Text extract -
----------------------------------------
By Leonie Reuvers – A big inspiration for me is my friend Stella. We know each other from law school, but after college Stella chose a very different and (I might add) braver path then most of us. She founded 22Stars, a socially minded business that designs, markets and sells jewellery that is handmade from recycled paper by women living in the Acholi Quarter of Kampala, Uganda. She, for me, is the living proof that if you really believe in something you can make it happen.

Get to know Stella and the extraordinary jewellery she sells and be amazed and inspired by her story.

 Who’s talking?
Stella is a German/Italian descent. At the age of six she came to The Netherlands. Following the footsteps of her parents she leads a very active life and travels all over the world. She studied Public International Law in Leiden and obtained a second Master’s degree from the European Inter University Centre in Human Rights and Democratisation. During her studies she learned that the best way to help people out of poverty is by making sure that they can provide for themselves.


Stella’s passion and interest for Uganda started when she wrote her thesis about girl child soldiers within the Lord Resistance Army and visited the country in 2009 to volunteer at an Aids Information Center and do research for my thesis. This was when she also met her designers in Uganda for the first time.

– From law-student to socially minded entrepeneur; what’s your story founding 22Stars?
----------------------------------------
In the profile of Stella, where do the women who make the 22Stars jewelry live?
----------------------------------------
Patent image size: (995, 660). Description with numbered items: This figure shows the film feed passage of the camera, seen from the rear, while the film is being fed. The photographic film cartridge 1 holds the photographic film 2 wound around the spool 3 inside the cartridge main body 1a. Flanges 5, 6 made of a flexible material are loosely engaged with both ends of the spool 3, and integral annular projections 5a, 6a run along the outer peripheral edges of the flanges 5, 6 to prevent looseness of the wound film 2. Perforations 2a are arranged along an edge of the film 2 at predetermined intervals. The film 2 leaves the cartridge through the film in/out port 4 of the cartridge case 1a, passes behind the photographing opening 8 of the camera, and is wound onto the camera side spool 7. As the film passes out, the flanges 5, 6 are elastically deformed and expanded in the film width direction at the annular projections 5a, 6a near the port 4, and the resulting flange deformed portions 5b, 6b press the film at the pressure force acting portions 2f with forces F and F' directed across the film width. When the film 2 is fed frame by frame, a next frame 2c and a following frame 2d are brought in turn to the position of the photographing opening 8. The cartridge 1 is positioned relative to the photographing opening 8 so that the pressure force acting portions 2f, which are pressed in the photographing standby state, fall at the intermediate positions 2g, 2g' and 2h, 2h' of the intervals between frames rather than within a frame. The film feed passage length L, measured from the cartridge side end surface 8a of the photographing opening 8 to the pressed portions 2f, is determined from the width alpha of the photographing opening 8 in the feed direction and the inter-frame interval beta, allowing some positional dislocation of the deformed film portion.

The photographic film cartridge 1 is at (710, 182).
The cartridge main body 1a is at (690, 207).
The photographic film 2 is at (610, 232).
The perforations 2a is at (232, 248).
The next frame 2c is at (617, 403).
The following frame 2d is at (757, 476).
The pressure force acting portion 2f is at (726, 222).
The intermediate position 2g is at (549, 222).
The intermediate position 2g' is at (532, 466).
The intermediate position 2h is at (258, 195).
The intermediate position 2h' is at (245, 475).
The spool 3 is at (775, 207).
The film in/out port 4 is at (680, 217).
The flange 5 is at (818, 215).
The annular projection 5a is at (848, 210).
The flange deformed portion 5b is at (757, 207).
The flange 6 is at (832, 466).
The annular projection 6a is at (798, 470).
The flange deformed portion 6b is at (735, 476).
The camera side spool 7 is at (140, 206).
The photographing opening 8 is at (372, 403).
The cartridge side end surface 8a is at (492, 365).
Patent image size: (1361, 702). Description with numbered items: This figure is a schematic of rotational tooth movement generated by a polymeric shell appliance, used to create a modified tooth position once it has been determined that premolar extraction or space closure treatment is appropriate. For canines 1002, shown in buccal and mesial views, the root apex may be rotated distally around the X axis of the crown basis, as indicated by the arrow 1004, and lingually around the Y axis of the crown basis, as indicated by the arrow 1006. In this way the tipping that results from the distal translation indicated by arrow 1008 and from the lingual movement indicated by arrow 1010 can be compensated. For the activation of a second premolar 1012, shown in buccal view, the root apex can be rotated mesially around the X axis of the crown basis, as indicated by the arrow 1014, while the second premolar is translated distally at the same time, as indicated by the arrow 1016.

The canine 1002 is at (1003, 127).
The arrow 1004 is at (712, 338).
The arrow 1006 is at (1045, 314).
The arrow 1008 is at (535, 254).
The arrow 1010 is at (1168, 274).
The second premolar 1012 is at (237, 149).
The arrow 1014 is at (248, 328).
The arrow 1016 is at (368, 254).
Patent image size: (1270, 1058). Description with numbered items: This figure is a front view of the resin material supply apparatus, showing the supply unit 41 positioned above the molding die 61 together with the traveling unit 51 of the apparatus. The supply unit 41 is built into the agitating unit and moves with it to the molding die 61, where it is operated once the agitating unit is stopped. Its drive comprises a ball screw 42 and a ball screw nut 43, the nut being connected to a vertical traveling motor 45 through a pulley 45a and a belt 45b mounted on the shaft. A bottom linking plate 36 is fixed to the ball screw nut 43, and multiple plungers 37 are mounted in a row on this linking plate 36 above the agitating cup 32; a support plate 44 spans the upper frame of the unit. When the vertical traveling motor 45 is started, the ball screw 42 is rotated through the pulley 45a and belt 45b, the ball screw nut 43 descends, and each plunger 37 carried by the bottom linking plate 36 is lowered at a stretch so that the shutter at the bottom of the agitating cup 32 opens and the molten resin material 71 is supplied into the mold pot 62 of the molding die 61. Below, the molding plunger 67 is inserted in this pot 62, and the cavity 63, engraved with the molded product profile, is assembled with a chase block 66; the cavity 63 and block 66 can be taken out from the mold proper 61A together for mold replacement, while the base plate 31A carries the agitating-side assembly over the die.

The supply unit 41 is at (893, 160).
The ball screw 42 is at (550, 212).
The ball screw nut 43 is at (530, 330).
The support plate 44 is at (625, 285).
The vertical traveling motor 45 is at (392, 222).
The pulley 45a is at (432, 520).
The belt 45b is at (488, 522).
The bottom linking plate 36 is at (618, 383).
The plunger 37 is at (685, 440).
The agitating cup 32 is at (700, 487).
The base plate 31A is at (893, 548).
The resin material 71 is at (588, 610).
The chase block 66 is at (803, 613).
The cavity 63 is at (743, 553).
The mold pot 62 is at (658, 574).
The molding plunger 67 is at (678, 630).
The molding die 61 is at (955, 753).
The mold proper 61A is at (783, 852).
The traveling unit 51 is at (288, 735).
----------------------------------------
Result - In the Acholi Quarter of Kampala, Uganda.